▶ _MATERIAL PROVIDED_

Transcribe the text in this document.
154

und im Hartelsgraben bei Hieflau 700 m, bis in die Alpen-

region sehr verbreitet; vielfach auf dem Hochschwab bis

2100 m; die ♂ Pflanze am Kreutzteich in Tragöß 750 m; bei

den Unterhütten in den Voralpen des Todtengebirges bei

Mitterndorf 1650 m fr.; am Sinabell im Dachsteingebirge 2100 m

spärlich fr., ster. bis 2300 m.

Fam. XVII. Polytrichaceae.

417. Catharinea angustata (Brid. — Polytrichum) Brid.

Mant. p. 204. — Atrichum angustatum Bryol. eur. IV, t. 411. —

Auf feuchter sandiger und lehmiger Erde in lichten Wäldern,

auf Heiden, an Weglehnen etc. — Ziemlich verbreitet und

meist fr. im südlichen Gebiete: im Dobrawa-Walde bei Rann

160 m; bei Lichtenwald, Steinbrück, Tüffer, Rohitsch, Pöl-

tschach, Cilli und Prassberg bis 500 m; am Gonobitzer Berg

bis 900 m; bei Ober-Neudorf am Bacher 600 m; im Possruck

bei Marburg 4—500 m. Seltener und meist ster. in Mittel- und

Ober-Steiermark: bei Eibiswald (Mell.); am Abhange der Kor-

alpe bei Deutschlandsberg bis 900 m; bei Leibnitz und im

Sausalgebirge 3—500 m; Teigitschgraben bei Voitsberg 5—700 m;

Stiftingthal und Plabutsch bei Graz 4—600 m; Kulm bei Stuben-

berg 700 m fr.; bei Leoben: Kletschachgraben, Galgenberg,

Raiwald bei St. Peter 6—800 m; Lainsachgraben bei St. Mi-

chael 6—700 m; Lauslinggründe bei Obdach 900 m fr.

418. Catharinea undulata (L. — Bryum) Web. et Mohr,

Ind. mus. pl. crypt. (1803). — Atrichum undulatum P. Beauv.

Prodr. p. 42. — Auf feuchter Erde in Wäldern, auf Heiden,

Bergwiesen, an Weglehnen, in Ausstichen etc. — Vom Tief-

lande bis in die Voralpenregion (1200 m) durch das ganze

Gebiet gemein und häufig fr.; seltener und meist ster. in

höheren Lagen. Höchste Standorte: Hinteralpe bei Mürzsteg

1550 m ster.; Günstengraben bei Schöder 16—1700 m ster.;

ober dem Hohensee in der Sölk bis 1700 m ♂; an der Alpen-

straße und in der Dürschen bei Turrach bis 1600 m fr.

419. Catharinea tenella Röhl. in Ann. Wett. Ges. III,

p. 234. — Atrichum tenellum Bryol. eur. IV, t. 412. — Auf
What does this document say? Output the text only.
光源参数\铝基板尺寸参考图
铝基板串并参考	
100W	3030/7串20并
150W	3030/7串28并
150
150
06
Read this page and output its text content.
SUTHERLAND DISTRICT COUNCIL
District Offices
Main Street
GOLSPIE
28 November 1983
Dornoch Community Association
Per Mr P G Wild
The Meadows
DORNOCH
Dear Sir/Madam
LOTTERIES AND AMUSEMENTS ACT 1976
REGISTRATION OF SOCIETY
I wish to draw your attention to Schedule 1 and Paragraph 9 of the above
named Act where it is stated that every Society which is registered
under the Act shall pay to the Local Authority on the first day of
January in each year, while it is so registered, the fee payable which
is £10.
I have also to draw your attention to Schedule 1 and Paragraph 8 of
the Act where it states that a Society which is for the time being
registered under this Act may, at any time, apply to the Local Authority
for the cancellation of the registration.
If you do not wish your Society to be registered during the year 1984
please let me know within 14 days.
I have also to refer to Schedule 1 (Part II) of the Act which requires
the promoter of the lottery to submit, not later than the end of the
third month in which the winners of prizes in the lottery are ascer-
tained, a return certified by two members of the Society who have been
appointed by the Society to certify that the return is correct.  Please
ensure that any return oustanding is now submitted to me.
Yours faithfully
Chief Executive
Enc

▶ _THE TASK_
Go through the records above and copy every line with the word "time".

▶ _EXERCISE OUTPUT_
the Act where it states that a Society which is for the time being
registered under this Act may, at any time, apply to the Local Authority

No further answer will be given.